◆ **Work to do**
Please repeat every one of the records below word for word, line by line, leaving out the pictures.

◆ **Given information**

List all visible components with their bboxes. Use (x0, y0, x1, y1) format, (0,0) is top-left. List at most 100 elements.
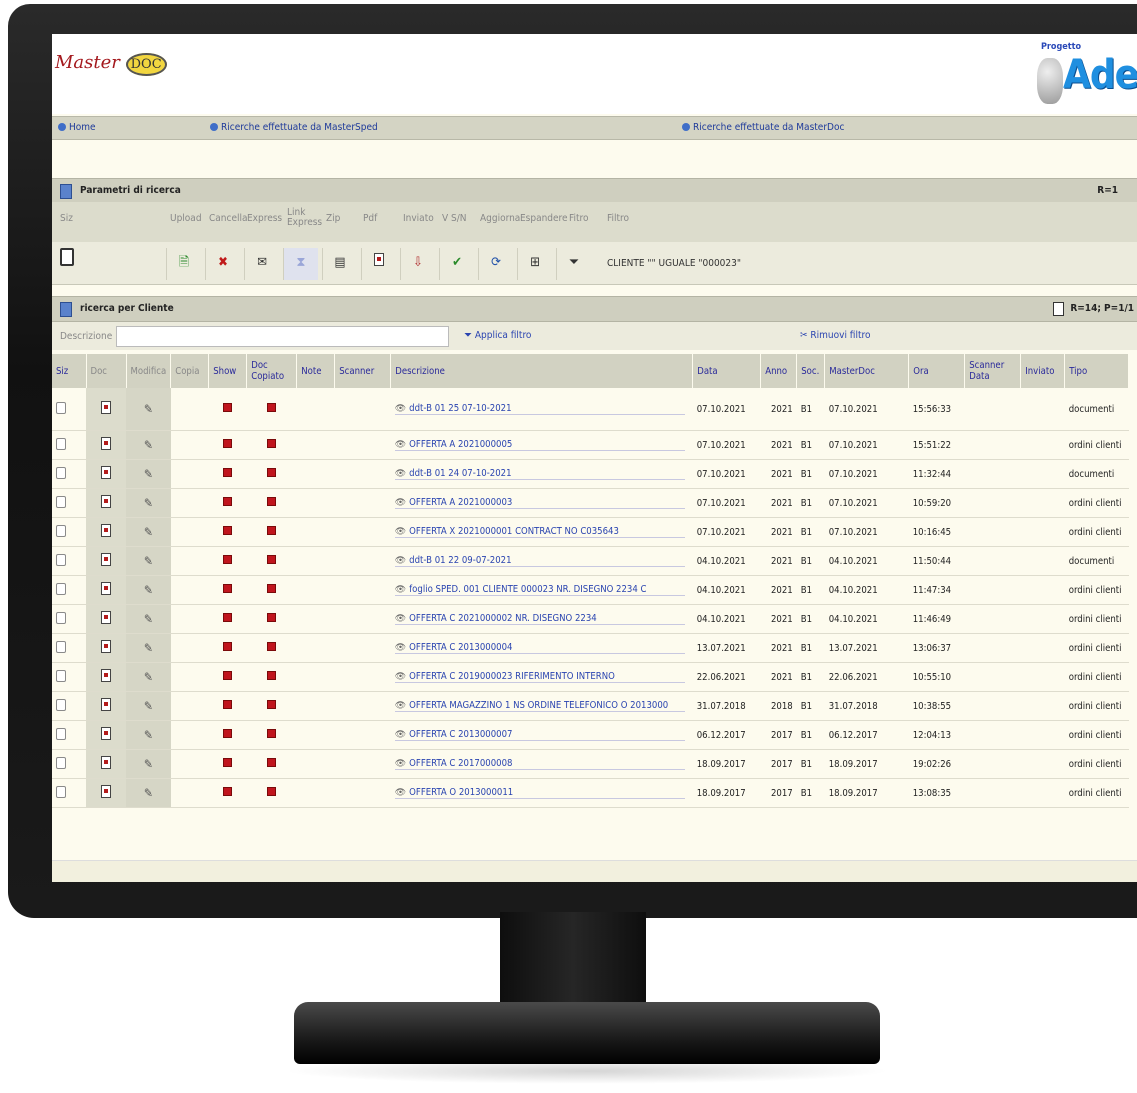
show-icon[interactable] (223, 642, 233, 651)
pdf-icon[interactable] (101, 524, 111, 537)
search-input[interactable] (116, 326, 449, 347)
pdf-icon[interactable] (101, 495, 111, 508)
pencil-icon[interactable]: ✎ (144, 641, 153, 655)
show-icon[interactable] (223, 584, 233, 593)
copied-icon[interactable] (267, 468, 277, 477)
show-icon[interactable] (223, 671, 233, 680)
pencil-icon[interactable]: ✎ (144, 699, 153, 713)
zip-button[interactable]: ▤ (322, 248, 357, 280)
pdf-icon[interactable] (101, 401, 111, 414)
pencil-icon[interactable]: ✎ (144, 467, 153, 481)
pdf-icon[interactable] (101, 669, 111, 682)
copied-icon[interactable] (267, 439, 277, 448)
description-cell[interactable]: 👁 OFFERTA MAGAZZINO 1 NS ORDINE TELEFONIC… (390, 691, 693, 721)
row-checkbox[interactable] (56, 756, 66, 769)
show-icon[interactable] (223, 403, 233, 412)
description-cell[interactable]: 👁 ddt-B 01 24 07-10-2021 (390, 459, 693, 489)
copied-icon[interactable] (267, 555, 277, 564)
row-checkbox[interactable] (56, 495, 66, 508)
description-cell[interactable]: 👁 ddt-B 01 25 07-10-2021 (390, 388, 693, 431)
copied-icon[interactable] (267, 787, 277, 796)
row-checkbox[interactable] (56, 727, 66, 740)
show-icon[interactable] (223, 497, 233, 506)
show-icon[interactable] (223, 729, 233, 738)
show-icon[interactable] (223, 613, 233, 622)
col-note[interactable]: Note (296, 354, 336, 388)
col-descrizione[interactable]: Descrizione (390, 354, 694, 388)
apply-filter-button[interactable]: ⏷ Applica filtro (464, 330, 531, 341)
col-data[interactable]: Data (692, 354, 762, 388)
row-checkbox[interactable] (56, 524, 66, 537)
pdf-icon[interactable] (101, 785, 111, 798)
description-cell[interactable]: 👁 OFFERTA C 2019000023 RIFERIMENTO INTERN… (390, 662, 693, 692)
row-checkbox[interactable] (56, 785, 66, 798)
link-express-button[interactable]: ⧗ (283, 248, 318, 280)
description-cell[interactable]: 👁 OFFERTA O 2013000011 (390, 778, 693, 808)
expand-button[interactable]: ⊞ (517, 248, 552, 280)
pdf-icon[interactable] (101, 611, 111, 624)
pdf-icon[interactable] (101, 698, 111, 711)
copied-icon[interactable] (267, 758, 277, 767)
select-icon[interactable] (60, 248, 74, 266)
pdf-icon[interactable] (101, 756, 111, 769)
pencil-icon[interactable]: ✎ (144, 757, 153, 771)
copied-icon[interactable] (267, 671, 277, 680)
pencil-icon[interactable]: ✎ (144, 496, 153, 510)
pencil-icon[interactable]: ✎ (144, 438, 153, 452)
copied-icon[interactable] (267, 729, 277, 738)
upload-button[interactable]: 🗎 (166, 248, 201, 280)
description-cell[interactable]: 👁 OFFERTA A 2021000005 (390, 430, 693, 460)
pencil-icon[interactable]: ✎ (144, 554, 153, 568)
row-checkbox[interactable] (56, 582, 66, 595)
description-cell[interactable]: 👁 OFFERTA A 2021000003 (390, 488, 693, 518)
pdf-icon[interactable] (101, 466, 111, 479)
copied-icon[interactable] (267, 403, 277, 412)
show-icon[interactable] (223, 468, 233, 477)
row-checkbox[interactable] (56, 669, 66, 682)
col-show[interactable]: Show (208, 354, 248, 388)
row-checkbox[interactable] (56, 640, 66, 653)
description-cell[interactable]: 👁 ddt-B 01 22 09-07-2021 (390, 546, 693, 576)
description-cell[interactable]: 👁 foglio SPED. 001 CLIENTE 000023 NR. DIS… (390, 575, 693, 605)
show-icon[interactable] (223, 555, 233, 564)
col-doc-copiato[interactable]: Doc Copiato (246, 354, 298, 388)
copied-icon[interactable] (267, 613, 277, 622)
col-inviato[interactable]: Inviato (1020, 354, 1066, 388)
pdf-icon[interactable] (101, 727, 111, 740)
nav-masterdoc[interactable]: Ricerche effettuate da MasterDoc (682, 122, 844, 133)
export-icon[interactable] (1053, 302, 1064, 316)
pencil-icon[interactable]: ✎ (144, 728, 153, 742)
copied-icon[interactable] (267, 700, 277, 709)
pdf-icon[interactable] (101, 553, 111, 566)
col-scanner-data[interactable]: Scanner Data (964, 354, 1022, 388)
show-icon[interactable] (223, 439, 233, 448)
row-checkbox[interactable] (56, 437, 66, 450)
pdf-icon[interactable] (101, 582, 111, 595)
row-checkbox[interactable] (56, 401, 66, 414)
show-icon[interactable] (223, 787, 233, 796)
pencil-icon[interactable]: ✎ (144, 402, 153, 416)
col-siz[interactable]: Siz (52, 354, 87, 388)
refresh-button[interactable]: ⟳ (478, 248, 513, 280)
col-tipo[interactable]: Tipo (1064, 354, 1130, 388)
express-button[interactable]: ✉ (244, 248, 279, 280)
col-scanner[interactable]: Scanner (334, 354, 392, 388)
copied-icon[interactable] (267, 526, 277, 535)
pdf-icon[interactable] (101, 640, 111, 653)
vsn-button[interactable]: ✔ (439, 248, 474, 280)
pdf-button[interactable] (361, 248, 396, 280)
pencil-icon[interactable]: ✎ (144, 786, 153, 800)
row-checkbox[interactable] (56, 698, 66, 711)
row-checkbox[interactable] (56, 611, 66, 624)
show-icon[interactable] (223, 700, 233, 709)
pencil-icon[interactable]: ✎ (144, 612, 153, 626)
col-ora[interactable]: Ora (908, 354, 966, 388)
pencil-icon[interactable]: ✎ (144, 670, 153, 684)
copied-icon[interactable] (267, 642, 277, 651)
pencil-icon[interactable]: ✎ (144, 525, 153, 539)
sent-button[interactable]: ⇩ (400, 248, 435, 280)
pdf-icon[interactable] (101, 437, 111, 450)
pencil-icon[interactable]: ✎ (144, 583, 153, 597)
copied-icon[interactable] (267, 584, 277, 593)
col-anno[interactable]: Anno (760, 354, 798, 388)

◆ **Written answer**
List all visible components with their bboxes. Use (x0, y0, x1, y1) format, (0,0) is top-left. List at most 100 elements.
show-icon[interactable] (223, 642, 233, 651)
pdf-icon[interactable] (101, 524, 111, 537)
search-input[interactable] (116, 326, 449, 347)
pdf-icon[interactable] (101, 495, 111, 508)
pencil-icon[interactable]: ✎ (144, 641, 153, 655)
show-icon[interactable] (223, 584, 233, 593)
copied-icon[interactable] (267, 468, 277, 477)
show-icon[interactable] (223, 671, 233, 680)
pencil-icon[interactable]: ✎ (144, 699, 153, 713)
zip-button[interactable]: ▤ (322, 248, 357, 280)
pdf-icon[interactable] (101, 401, 111, 414)
pencil-icon[interactable]: ✎ (144, 467, 153, 481)
pdf-icon[interactable] (101, 669, 111, 682)
copied-icon[interactable] (267, 439, 277, 448)
description-cell[interactable]: 👁 OFFERTA MAGAZZINO 1 NS ORDINE TELEFONIC… (390, 691, 693, 721)
row-checkbox[interactable] (56, 756, 66, 769)
show-icon[interactable] (223, 403, 233, 412)
description-cell[interactable]: 👁 ddt-B 01 24 07-10-2021 (390, 459, 693, 489)
copied-icon[interactable] (267, 555, 277, 564)
row-checkbox[interactable] (56, 495, 66, 508)
description-cell[interactable]: 👁 ddt-B 01 25 07-10-2021 (390, 388, 693, 431)
copied-icon[interactable] (267, 787, 277, 796)
row-checkbox[interactable] (56, 727, 66, 740)
show-icon[interactable] (223, 497, 233, 506)
show-icon[interactable] (223, 729, 233, 738)
show-icon[interactable] (223, 613, 233, 622)
col-note[interactable]: Note (296, 354, 336, 388)
col-descrizione[interactable]: Descrizione (390, 354, 694, 388)
apply-filter-button[interactable]: ⏷ Applica filtro (464, 330, 531, 341)
col-data[interactable]: Data (692, 354, 762, 388)
row-checkbox[interactable] (56, 524, 66, 537)
pdf-icon[interactable] (101, 785, 111, 798)
description-cell[interactable]: 👁 OFFERTA C 2019000023 RIFERIMENTO INTERN… (390, 662, 693, 692)
row-checkbox[interactable] (56, 785, 66, 798)
link-express-button[interactable]: ⧗ (283, 248, 318, 280)
description-cell[interactable]: 👁 OFFERTA O 2013000011 (390, 778, 693, 808)
expand-button[interactable]: ⊞ (517, 248, 552, 280)
pdf-icon[interactable] (101, 611, 111, 624)
pdf-icon[interactable] (101, 698, 111, 711)
copied-icon[interactable] (267, 758, 277, 767)
select-icon[interactable] (60, 248, 74, 266)
pdf-icon[interactable] (101, 756, 111, 769)
pencil-icon[interactable]: ✎ (144, 757, 153, 771)
copied-icon[interactable] (267, 671, 277, 680)
pencil-icon[interactable]: ✎ (144, 496, 153, 510)
pencil-icon[interactable]: ✎ (144, 438, 153, 452)
copied-icon[interactable] (267, 729, 277, 738)
upload-button[interactable]: 🗎 (166, 248, 201, 280)
description-cell[interactable]: 👁 OFFERTA A 2021000005 (390, 430, 693, 460)
pencil-icon[interactable]: ✎ (144, 554, 153, 568)
row-checkbox[interactable] (56, 582, 66, 595)
description-cell[interactable]: 👁 OFFERTA A 2021000003 (390, 488, 693, 518)
pdf-icon[interactable] (101, 466, 111, 479)
copied-icon[interactable] (267, 403, 277, 412)
show-icon[interactable] (223, 468, 233, 477)
row-checkbox[interactable] (56, 669, 66, 682)
col-show[interactable]: Show (208, 354, 248, 388)
row-checkbox[interactable] (56, 640, 66, 653)
description-cell[interactable]: 👁 ddt-B 01 22 09-07-2021 (390, 546, 693, 576)
description-cell[interactable]: 👁 foglio SPED. 001 CLIENTE 000023 NR. DIS… (390, 575, 693, 605)
show-icon[interactable] (223, 555, 233, 564)
col-doc-copiato[interactable]: Doc Copiato (246, 354, 298, 388)
copied-icon[interactable] (267, 613, 277, 622)
col-inviato[interactable]: Inviato (1020, 354, 1066, 388)
pdf-icon[interactable] (101, 727, 111, 740)
nav-masterdoc[interactable]: Ricerche effettuate da MasterDoc (682, 122, 844, 133)
export-icon[interactable] (1053, 302, 1064, 316)
pencil-icon[interactable]: ✎ (144, 728, 153, 742)
copied-icon[interactable] (267, 700, 277, 709)
pdf-icon[interactable] (101, 553, 111, 566)
col-scanner-data[interactable]: Scanner Data (964, 354, 1022, 388)
show-icon[interactable] (223, 439, 233, 448)
row-checkbox[interactable] (56, 437, 66, 450)
pdf-icon[interactable] (101, 582, 111, 595)
row-checkbox[interactable] (56, 401, 66, 414)
show-icon[interactable] (223, 787, 233, 796)
pencil-icon[interactable]: ✎ (144, 402, 153, 416)
col-siz[interactable]: Siz (52, 354, 87, 388)
refresh-button[interactable]: ⟳ (478, 248, 513, 280)
col-tipo[interactable]: Tipo (1064, 354, 1130, 388)
express-button[interactable]: ✉ (244, 248, 279, 280)
col-scanner[interactable]: Scanner (334, 354, 392, 388)
copied-icon[interactable] (267, 526, 277, 535)
pdf-icon[interactable] (101, 640, 111, 653)
vsn-button[interactable]: ✔ (439, 248, 474, 280)
pdf-button[interactable] (361, 248, 396, 280)
pencil-icon[interactable]: ✎ (144, 786, 153, 800)
row-checkbox[interactable] (56, 698, 66, 711)
row-checkbox[interactable] (56, 611, 66, 624)
show-icon[interactable] (223, 700, 233, 709)
pencil-icon[interactable]: ✎ (144, 612, 153, 626)
col-ora[interactable]: Ora (908, 354, 966, 388)
pencil-icon[interactable]: ✎ (144, 670, 153, 684)
copied-icon[interactable] (267, 642, 277, 651)
pencil-icon[interactable]: ✎ (144, 525, 153, 539)
sent-button[interactable]: ⇩ (400, 248, 435, 280)
pdf-icon[interactable] (101, 437, 111, 450)
pencil-icon[interactable]: ✎ (144, 583, 153, 597)
copied-icon[interactable] (267, 584, 277, 593)
col-anno[interactable]: Anno (760, 354, 798, 388)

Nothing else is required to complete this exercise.